- **EXERCISE DETAILS**:
Gather from the material every line that contains the string "home".

- **INFORMATION GIVEN**:
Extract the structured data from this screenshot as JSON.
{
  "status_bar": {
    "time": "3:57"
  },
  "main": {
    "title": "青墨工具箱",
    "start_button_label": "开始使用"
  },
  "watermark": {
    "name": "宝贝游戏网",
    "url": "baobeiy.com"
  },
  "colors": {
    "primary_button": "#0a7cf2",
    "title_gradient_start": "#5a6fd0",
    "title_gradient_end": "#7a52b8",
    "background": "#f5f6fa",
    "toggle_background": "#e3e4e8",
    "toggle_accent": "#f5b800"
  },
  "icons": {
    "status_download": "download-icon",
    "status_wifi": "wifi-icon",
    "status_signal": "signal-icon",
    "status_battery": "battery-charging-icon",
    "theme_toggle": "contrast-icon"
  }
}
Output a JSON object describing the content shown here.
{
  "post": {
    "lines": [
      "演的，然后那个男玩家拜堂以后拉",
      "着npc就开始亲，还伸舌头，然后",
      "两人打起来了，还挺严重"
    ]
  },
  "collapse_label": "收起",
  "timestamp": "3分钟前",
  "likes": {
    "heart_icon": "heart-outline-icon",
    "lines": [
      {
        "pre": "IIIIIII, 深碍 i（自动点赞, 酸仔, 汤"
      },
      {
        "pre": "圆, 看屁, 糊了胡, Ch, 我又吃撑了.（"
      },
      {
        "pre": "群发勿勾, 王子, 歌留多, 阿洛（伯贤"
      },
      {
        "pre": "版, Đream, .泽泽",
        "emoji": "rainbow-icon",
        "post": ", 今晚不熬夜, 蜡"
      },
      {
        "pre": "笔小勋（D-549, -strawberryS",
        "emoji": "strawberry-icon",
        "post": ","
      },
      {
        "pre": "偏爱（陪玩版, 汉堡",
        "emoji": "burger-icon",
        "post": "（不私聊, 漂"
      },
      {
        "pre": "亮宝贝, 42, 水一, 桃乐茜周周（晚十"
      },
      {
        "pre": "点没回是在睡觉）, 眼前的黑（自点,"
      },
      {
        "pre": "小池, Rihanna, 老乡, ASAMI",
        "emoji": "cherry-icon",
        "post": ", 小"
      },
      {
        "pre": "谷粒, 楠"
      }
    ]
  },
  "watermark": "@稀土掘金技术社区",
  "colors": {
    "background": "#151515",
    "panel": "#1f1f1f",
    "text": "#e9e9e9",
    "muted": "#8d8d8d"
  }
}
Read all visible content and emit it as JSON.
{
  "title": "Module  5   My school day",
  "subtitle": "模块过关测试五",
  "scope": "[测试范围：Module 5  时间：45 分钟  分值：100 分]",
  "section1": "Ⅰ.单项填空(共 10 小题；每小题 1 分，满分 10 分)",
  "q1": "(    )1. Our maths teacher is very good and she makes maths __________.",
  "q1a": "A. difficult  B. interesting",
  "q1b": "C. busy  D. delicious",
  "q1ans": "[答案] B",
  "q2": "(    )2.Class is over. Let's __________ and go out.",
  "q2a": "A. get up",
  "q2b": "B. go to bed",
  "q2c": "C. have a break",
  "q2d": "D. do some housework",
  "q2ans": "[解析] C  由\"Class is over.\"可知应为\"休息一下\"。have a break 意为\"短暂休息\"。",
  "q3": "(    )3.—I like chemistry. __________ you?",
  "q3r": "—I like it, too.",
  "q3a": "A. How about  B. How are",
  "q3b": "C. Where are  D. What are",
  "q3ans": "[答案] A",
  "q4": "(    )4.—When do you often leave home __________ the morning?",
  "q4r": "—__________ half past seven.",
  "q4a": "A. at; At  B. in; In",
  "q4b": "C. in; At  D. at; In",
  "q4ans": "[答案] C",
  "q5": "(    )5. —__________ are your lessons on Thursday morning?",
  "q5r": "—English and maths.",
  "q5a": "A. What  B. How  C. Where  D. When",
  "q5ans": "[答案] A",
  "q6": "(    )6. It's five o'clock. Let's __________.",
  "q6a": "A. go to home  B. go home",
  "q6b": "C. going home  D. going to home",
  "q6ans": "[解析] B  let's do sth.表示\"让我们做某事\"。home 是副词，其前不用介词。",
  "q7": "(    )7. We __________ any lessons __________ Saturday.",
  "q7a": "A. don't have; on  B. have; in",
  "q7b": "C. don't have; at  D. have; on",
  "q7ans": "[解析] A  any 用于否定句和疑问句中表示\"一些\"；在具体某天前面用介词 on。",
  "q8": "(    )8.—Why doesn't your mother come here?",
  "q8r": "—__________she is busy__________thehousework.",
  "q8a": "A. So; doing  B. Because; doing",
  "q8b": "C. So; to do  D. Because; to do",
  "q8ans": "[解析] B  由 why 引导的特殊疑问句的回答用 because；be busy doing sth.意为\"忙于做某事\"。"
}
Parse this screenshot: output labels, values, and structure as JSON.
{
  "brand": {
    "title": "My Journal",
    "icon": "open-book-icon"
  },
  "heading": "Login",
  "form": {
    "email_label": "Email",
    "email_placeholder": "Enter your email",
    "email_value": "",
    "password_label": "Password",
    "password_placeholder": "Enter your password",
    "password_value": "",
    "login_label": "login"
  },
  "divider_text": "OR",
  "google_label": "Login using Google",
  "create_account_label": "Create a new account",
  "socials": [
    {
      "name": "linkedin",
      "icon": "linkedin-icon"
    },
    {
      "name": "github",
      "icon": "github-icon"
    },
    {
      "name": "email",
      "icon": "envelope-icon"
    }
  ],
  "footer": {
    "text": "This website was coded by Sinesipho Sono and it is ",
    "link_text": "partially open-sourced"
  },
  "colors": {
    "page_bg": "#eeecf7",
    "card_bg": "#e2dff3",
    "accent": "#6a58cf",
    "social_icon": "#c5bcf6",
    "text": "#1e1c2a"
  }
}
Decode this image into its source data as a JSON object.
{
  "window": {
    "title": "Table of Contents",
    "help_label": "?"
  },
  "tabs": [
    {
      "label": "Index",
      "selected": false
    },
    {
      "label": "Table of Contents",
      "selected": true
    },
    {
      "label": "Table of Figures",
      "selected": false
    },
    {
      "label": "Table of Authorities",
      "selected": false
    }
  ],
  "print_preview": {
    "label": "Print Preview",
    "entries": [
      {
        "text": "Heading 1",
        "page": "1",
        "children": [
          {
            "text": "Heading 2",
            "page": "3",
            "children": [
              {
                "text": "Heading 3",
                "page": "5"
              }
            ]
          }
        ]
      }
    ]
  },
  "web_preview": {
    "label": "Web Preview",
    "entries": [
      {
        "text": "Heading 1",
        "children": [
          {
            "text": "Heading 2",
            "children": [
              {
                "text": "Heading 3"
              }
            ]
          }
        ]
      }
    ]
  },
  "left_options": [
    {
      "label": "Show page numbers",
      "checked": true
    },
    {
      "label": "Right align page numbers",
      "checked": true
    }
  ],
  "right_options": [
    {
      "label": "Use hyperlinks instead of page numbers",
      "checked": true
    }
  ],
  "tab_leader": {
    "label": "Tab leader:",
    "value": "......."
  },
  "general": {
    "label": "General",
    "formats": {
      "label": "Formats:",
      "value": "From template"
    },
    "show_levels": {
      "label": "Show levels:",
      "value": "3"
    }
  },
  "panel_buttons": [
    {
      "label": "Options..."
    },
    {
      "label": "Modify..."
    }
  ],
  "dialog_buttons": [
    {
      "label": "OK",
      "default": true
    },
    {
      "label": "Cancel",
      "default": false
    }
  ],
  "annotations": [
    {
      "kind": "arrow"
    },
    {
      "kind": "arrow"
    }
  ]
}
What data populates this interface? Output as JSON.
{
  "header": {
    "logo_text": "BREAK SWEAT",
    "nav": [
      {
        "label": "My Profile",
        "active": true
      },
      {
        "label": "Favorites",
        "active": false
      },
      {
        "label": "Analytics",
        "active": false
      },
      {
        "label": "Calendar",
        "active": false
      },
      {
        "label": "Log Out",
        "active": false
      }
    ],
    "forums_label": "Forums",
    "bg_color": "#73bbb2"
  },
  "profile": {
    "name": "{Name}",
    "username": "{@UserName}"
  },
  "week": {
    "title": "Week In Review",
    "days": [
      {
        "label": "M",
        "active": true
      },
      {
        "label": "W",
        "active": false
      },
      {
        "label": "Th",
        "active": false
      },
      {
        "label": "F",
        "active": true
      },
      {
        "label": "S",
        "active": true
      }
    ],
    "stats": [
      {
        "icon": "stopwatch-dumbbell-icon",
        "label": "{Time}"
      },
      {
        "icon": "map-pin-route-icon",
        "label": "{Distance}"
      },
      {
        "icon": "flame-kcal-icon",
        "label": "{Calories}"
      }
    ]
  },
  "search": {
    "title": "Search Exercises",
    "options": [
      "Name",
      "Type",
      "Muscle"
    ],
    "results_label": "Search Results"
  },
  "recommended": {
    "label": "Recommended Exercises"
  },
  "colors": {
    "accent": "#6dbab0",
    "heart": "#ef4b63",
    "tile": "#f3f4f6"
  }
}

- **OUTPUT FOR THIS TASK**:
  "q4": "(    )4.—When do you often leave home __________ the morning?",
  "q6a": "A. go to home  B. go home",
  "q6b": "C. going home  D. going to home",
  "q6ans": "[解析] B  let's do sth.表示\"让我们做某事\"。home 是副词，其前不用介词。",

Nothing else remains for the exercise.